The problem: Write out all of the lines below, exactly and completely.

Listed records:
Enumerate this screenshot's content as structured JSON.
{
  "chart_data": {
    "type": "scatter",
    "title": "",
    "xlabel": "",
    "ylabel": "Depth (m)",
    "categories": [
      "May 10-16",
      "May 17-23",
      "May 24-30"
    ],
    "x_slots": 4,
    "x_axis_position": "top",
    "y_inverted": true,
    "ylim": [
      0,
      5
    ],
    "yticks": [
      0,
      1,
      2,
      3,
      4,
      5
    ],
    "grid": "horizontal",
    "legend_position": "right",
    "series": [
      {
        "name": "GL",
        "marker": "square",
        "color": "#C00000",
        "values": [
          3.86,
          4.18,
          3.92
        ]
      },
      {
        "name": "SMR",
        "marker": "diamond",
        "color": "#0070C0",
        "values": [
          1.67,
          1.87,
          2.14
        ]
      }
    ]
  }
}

Full output:
Enumerate this screenshot's content as structured JSON.
{
  "chart_data": {
    "type": "scatter",
    "title": "",
    "xlabel": "",
    "ylabel": "Depth (m)",
    "categories": [
      "May 10-16",
      "May 17-23",
      "May 24-30"
    ],
    "x_slots": 4,
    "x_axis_position": "top",
    "y_inverted": true,
    "ylim": [
      0,
      5
    ],
    "yticks": [
      0,
      1,
      2,
      3,
      4,
      5
    ],
    "grid": "horizontal",
    "legend_position": "right",
    "series": [
      {
        "name": "GL",
        "marker": "square",
        "color": "#C00000",
        "values": [
          3.86,
          4.18,
          3.92
        ]
      },
      {
        "name": "SMR",
        "marker": "diamond",
        "color": "#0070C0",
        "values": [
          1.67,
          1.87,
          2.14
        ]
      }
    ]
  }
}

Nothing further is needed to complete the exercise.